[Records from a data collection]
——————

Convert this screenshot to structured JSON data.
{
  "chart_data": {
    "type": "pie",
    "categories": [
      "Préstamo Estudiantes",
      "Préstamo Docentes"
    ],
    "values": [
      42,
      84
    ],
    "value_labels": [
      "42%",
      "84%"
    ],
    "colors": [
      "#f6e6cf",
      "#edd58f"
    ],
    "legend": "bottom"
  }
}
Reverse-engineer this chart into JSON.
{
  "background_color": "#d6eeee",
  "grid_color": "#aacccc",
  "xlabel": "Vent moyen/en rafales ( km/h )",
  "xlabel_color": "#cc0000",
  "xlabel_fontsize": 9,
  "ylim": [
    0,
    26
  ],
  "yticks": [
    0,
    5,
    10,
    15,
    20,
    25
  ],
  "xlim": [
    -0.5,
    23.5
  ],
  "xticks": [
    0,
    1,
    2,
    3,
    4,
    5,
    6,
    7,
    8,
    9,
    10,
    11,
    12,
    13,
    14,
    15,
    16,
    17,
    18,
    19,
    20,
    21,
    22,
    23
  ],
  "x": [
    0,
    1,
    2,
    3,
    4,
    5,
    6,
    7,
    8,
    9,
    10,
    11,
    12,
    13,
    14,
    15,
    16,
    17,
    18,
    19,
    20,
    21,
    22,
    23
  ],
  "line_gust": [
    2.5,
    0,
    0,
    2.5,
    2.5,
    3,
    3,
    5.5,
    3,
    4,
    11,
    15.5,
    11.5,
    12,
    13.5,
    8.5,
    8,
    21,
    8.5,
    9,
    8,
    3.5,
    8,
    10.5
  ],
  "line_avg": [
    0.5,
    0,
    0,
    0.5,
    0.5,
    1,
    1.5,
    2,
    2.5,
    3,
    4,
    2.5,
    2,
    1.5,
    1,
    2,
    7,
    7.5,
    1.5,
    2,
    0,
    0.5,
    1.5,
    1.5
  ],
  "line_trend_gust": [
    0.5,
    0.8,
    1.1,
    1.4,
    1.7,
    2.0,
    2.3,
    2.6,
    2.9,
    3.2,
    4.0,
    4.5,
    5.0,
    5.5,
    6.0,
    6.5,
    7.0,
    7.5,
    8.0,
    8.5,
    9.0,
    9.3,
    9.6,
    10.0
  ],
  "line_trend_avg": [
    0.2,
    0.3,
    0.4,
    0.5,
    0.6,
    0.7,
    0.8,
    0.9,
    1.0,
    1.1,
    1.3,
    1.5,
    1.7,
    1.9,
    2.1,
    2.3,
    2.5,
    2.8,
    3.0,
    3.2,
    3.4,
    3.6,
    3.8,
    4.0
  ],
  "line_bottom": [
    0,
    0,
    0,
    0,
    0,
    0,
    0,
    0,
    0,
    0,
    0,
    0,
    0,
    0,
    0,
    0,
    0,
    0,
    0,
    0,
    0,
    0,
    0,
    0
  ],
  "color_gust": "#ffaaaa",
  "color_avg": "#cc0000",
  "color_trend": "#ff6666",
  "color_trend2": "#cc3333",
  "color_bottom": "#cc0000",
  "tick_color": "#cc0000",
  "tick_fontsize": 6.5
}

——————

| Set task |
Identify the lines in the records above that contain the word "Préstamo", then state how many there are and nothing more.

| Exercise result |
2